--- THE RECORDS ---
══════════════════════════════
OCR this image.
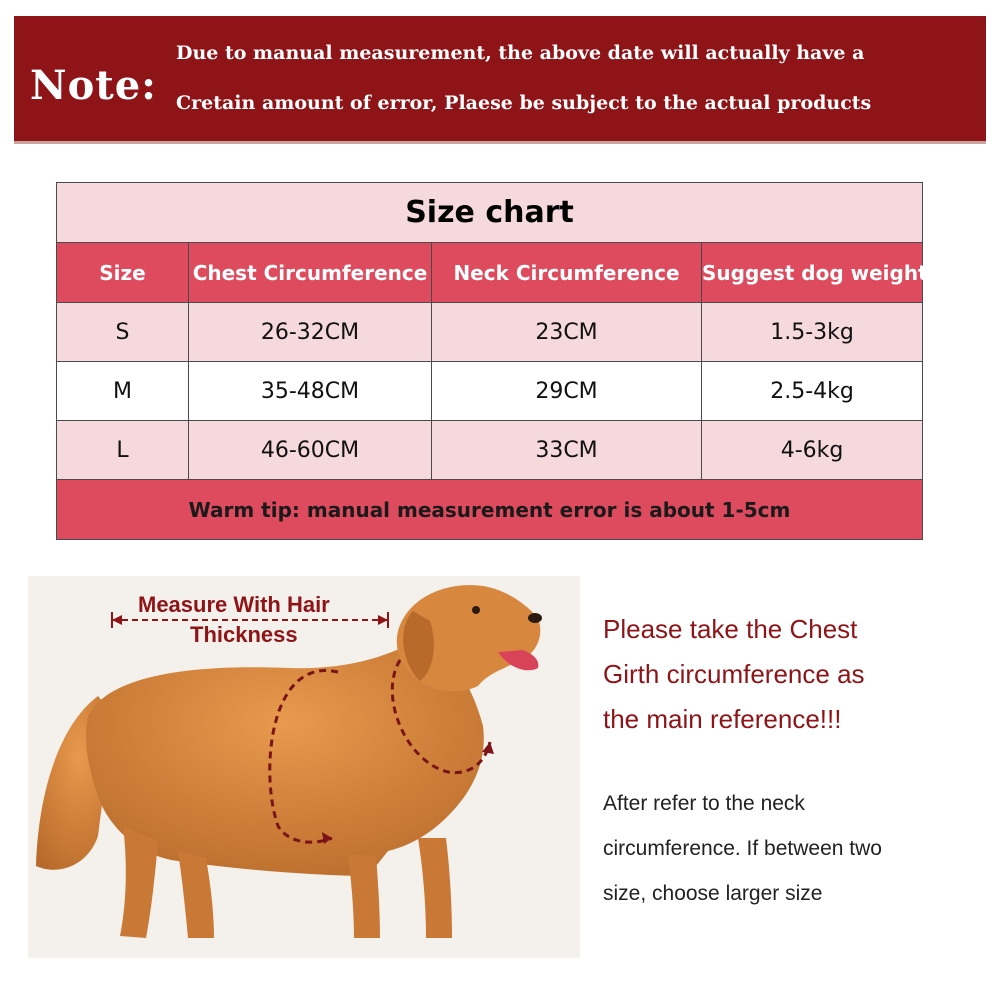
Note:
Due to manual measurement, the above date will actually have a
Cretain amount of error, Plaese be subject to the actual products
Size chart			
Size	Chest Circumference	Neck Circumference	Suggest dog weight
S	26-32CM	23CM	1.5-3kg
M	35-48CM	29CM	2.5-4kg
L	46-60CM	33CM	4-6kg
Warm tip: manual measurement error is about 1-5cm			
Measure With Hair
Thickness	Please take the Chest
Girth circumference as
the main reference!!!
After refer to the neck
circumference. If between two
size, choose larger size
══════════════════════════════
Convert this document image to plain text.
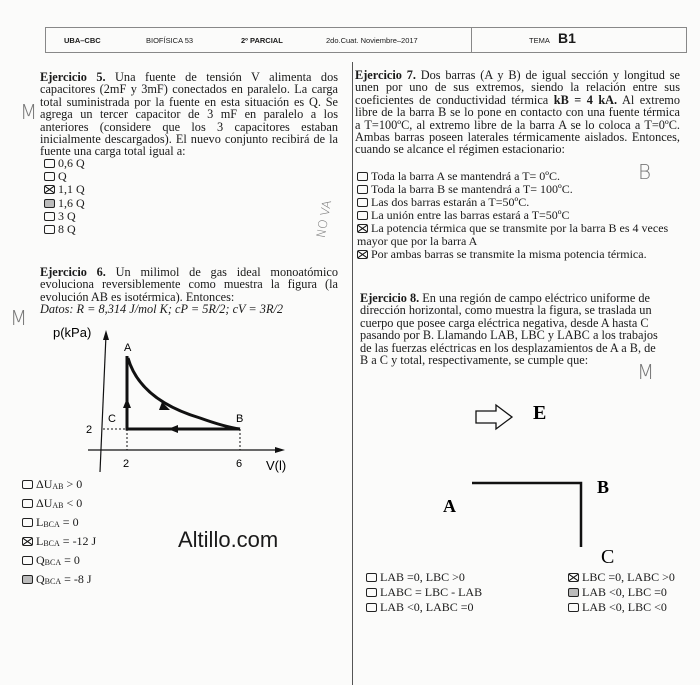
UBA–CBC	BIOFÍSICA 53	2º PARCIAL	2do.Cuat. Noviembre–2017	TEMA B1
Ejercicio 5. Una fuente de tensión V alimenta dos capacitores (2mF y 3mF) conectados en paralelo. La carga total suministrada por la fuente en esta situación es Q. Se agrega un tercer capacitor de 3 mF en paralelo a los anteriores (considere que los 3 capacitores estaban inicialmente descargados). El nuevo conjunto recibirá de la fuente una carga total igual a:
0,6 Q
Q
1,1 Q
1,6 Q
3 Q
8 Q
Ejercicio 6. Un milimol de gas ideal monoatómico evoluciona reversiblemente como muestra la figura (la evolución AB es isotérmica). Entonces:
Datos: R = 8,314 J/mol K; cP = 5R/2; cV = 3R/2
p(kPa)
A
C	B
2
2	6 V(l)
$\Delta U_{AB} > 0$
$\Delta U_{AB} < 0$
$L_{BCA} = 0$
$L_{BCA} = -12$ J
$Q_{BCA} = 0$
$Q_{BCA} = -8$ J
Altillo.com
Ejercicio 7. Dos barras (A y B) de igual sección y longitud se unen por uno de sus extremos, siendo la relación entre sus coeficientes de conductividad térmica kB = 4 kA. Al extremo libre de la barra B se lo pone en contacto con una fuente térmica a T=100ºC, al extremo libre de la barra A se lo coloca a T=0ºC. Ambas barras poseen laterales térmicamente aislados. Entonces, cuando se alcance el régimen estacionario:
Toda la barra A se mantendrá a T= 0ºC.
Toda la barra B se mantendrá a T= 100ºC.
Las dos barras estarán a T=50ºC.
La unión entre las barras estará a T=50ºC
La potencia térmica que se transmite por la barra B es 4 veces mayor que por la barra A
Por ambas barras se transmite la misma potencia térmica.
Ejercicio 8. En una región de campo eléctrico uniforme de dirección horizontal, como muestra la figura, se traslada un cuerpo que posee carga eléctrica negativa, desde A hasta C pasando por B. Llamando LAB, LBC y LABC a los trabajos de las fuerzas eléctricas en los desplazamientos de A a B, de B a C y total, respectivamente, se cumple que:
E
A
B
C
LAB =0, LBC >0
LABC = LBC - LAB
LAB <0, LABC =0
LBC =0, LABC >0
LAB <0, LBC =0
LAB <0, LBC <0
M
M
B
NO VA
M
══════════════════════════════
--- EXERCISE ---
Return only those lines of the records that contain the string "this".

--- TASK RESULT ---
OCR this image.
Convert this document image to plain text.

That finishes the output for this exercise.